Dataset entries:
○ ○ ○
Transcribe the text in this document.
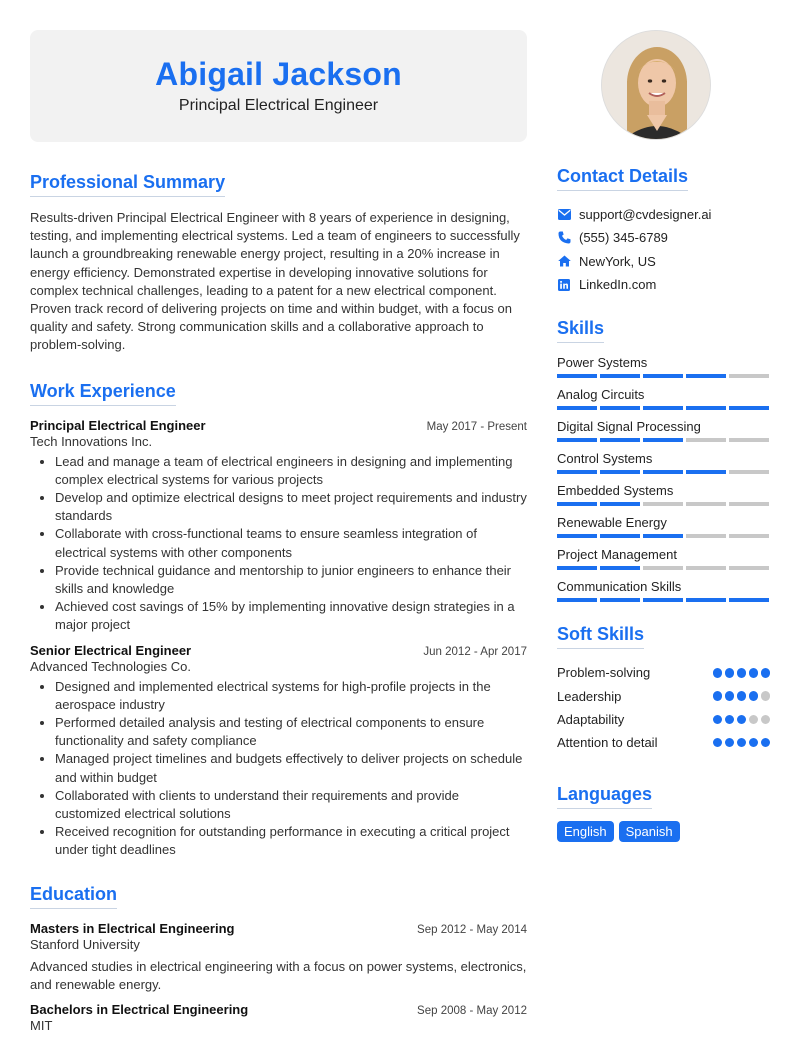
Abigail Jackson
Principal Electrical Engineer
Professional Summary

Results-driven Principal Electrical Engineer with 8 years of experience in designing, testing, and implementing electrical systems. Led a team of engineers to successfully launch a groundbreaking renewable energy project, resulting in a 20% increase in energy efficiency. Demonstrated expertise in developing innovative solutions for complex technical challenges, leading to a patent for a new electrical component. Proven track record of delivering projects on time and within budget, with a focus on quality and safety. Strong communication skills and a collaborative approach to problem-solving.

Work Experience
Principal Electrical Engineer	May 2017 - Present
Tech Innovations Inc.
• Lead and manage a team of electrical engineers in designing and implementing complex electrical systems for various projects
• Develop and optimize electrical designs to meet project requirements and industry standards
• Collaborate with cross-functional teams to ensure seamless integration of electrical systems with other components
• Provide technical guidance and mentorship to junior engineers to enhance their skills and knowledge
• Achieved cost savings of 15% by implementing innovative design strategies in a major project
Senior Electrical Engineer	Jun 2012 - Apr 2017
Advanced Technologies Co.
• Designed and implemented electrical systems for high-profile projects in the aerospace industry
• Performed detailed analysis and testing of electrical components to ensure functionality and safety compliance
• Managed project timelines and budgets effectively to deliver projects on schedule and within budget
• Collaborated with clients to understand their requirements and provide customized electrical solutions
• Received recognition for outstanding performance in executing a critical project under tight deadlines
Education
Masters in Electrical Engineering	Sep 2012 - May 2014
Stanford University
Advanced studies in electrical engineering with a focus on power systems, electronics, and renewable energy.
Bachelors in Electrical Engineering	Sep 2008 - May 2012
MIT
Contact Details
support@cvdesigner.ai
(555) 345-6789
NewYork, US
LinkedIn.com
Skills
Power Systems
Analog Circuits
Digital Signal Processing
Control Systems
Embedded Systems
Renewable Energy
Project Management
Communication Skills
Soft Skills
Problem-solving
Leadership
Adaptability
Attention to detail
Languages
English	Spanish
○ ○ ○
● **Work required**:
Copy out the records above in full, exactly as written, but not the pictures.

● **Final answer**:
Transcribe the text in this document.
Abigail Jackson
Principal Electrical Engineer
Professional Summary

Results-driven Principal Electrical Engineer with 8 years of experience in designing, testing, and implementing electrical systems. Led a team of engineers to successfully launch a groundbreaking renewable energy project, resulting in a 20% increase in energy efficiency. Demonstrated expertise in developing innovative solutions for complex technical challenges, leading to a patent for a new electrical component. Proven track record of delivering projects on time and within budget, with a focus on quality and safety. Strong communication skills and a collaborative approach to problem-solving.

Work Experience
Principal Electrical Engineer	May 2017 - Present
Tech Innovations Inc.
• Lead and manage a team of electrical engineers in designing and implementing complex electrical systems for various projects
• Develop and optimize electrical designs to meet project requirements and industry standards
• Collaborate with cross-functional teams to ensure seamless integration of electrical systems with other components
• Provide technical guidance and mentorship to junior engineers to enhance their skills and knowledge
• Achieved cost savings of 15% by implementing innovative design strategies in a major project
Senior Electrical Engineer	Jun 2012 - Apr 2017
Advanced Technologies Co.
• Designed and implemented electrical systems for high-profile projects in the aerospace industry
• Performed detailed analysis and testing of electrical components to ensure functionality and safety compliance
• Managed project timelines and budgets effectively to deliver projects on schedule and within budget
• Collaborated with clients to understand their requirements and provide customized electrical solutions
• Received recognition for outstanding performance in executing a critical project under tight deadlines
Education
Masters in Electrical Engineering	Sep 2012 - May 2014
Stanford University
Advanced studies in electrical engineering with a focus on power systems, electronics, and renewable energy.
Bachelors in Electrical Engineering	Sep 2008 - May 2012
MIT
Contact Details
support@cvdesigner.ai
(555) 345-6789
NewYork, US
LinkedIn.com
Skills
Power Systems
Analog Circuits
Digital Signal Processing
Control Systems
Embedded Systems
Renewable Energy
Project Management
Communication Skills
Soft Skills
Problem-solving
Leadership
Adaptability
Attention to detail
Languages
English	Spanish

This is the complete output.